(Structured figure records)
>> Start

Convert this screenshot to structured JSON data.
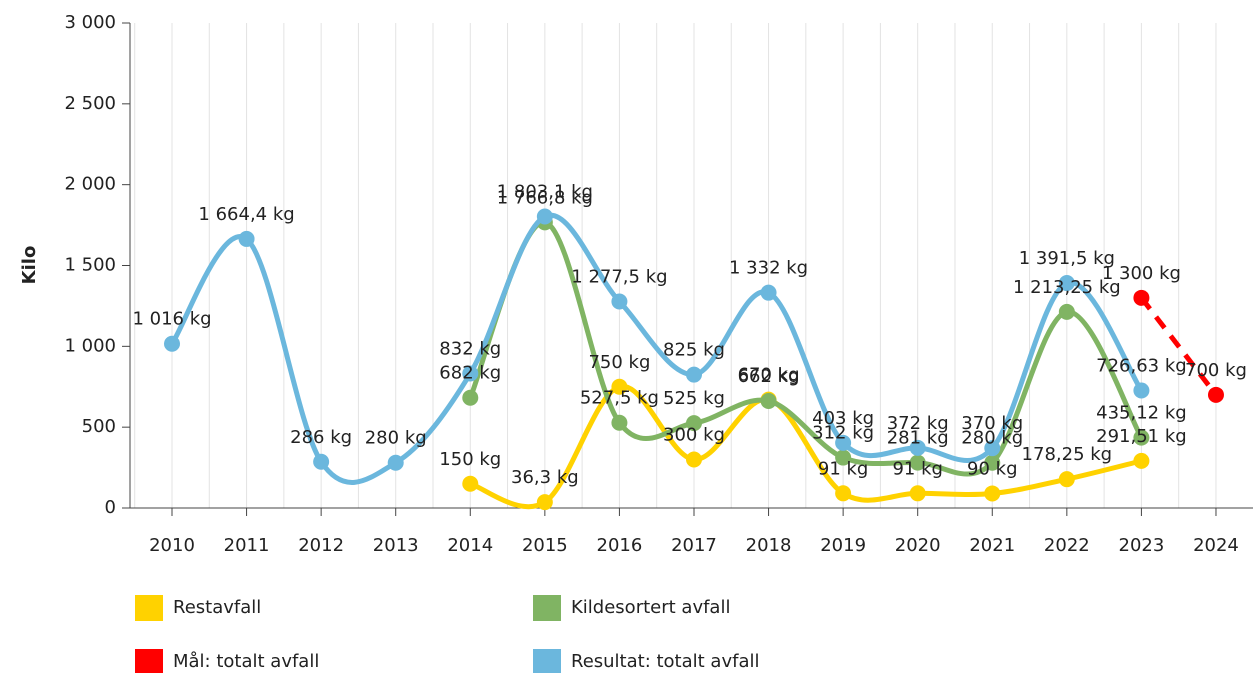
{
  "chart_data": {
    "type": "line",
    "y_label": "Kilo",
    "categories": [
      "2010",
      "2011",
      "2012",
      "2013",
      "2014",
      "2015",
      "2016",
      "2017",
      "2018",
      "2019",
      "2020",
      "2021",
      "2022",
      "2023",
      "2024"
    ],
    "ylim": [
      0,
      3000
    ],
    "yticks": [
      0,
      500,
      {
        "value": 1000,
        "label": "1 000"
      },
      {
        "value": 1500,
        "label": "1 500"
      },
      {
        "value": 2000,
        "label": "2 000"
      },
      {
        "value": 2500,
        "label": "2 500"
      },
      {
        "value": 3000,
        "label": "3 000"
      }
    ],
    "grid": "x",
    "series": [
      {
        "name": "Restavfall",
        "color": "#ffd200",
        "dashed": false,
        "values": [
          null,
          null,
          null,
          null,
          150,
          36.3,
          750,
          300,
          670,
          91,
          91,
          90,
          178.25,
          291.51,
          null
        ],
        "value_labels": [
          null,
          null,
          null,
          null,
          "150 kg",
          "36,3 kg",
          "750 kg",
          "300 kg",
          "670 kg",
          "91 kg",
          "91 kg",
          "90 kg",
          "178,25 kg",
          "291,51 kg",
          null
        ]
      },
      {
        "name": "Kildesortert avfall",
        "color": "#80b463",
        "dashed": false,
        "values": [
          null,
          null,
          null,
          null,
          682,
          1766.8,
          527.5,
          525,
          662,
          312,
          281,
          280,
          1213.25,
          435.12,
          null
        ],
        "value_labels": [
          null,
          null,
          null,
          null,
          "682 kg",
          "1 766,8 kg",
          "527,5 kg",
          "525 kg",
          "662 kg",
          "312 kg",
          "281 kg",
          "280 kg",
          "1 213,25 kg",
          "435,12 kg",
          null
        ]
      },
      {
        "name": "Mål: totalt avfall",
        "color": "#ff0000",
        "dashed": true,
        "values": [
          null,
          null,
          null,
          null,
          null,
          null,
          null,
          null,
          null,
          null,
          null,
          null,
          null,
          1300,
          700
        ],
        "value_labels": [
          null,
          null,
          null,
          null,
          null,
          null,
          null,
          null,
          null,
          null,
          null,
          null,
          null,
          "1 300 kg",
          "700 kg"
        ]
      },
      {
        "name": "Resultat: totalt avfall",
        "color": "#6bb7dd",
        "dashed": false,
        "values": [
          1016,
          1664.4,
          286,
          280,
          832,
          1803.1,
          1277.5,
          825,
          1332,
          403,
          372,
          370,
          1391.5,
          726.63,
          null
        ],
        "value_labels": [
          "1 016 kg",
          "1 664,4 kg",
          "286 kg",
          "280 kg",
          "832 kg",
          "1 803,1 kg",
          "1 277,5 kg",
          "825 kg",
          "1 332 kg",
          "403 kg",
          "372 kg",
          "370 kg",
          "1 391,5 kg",
          "726,63 kg",
          null
        ]
      }
    ]
  }
}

>> End

Problem statement: Determine how many lines include the string "name". Give no answer but the number.

Solution to this task: 4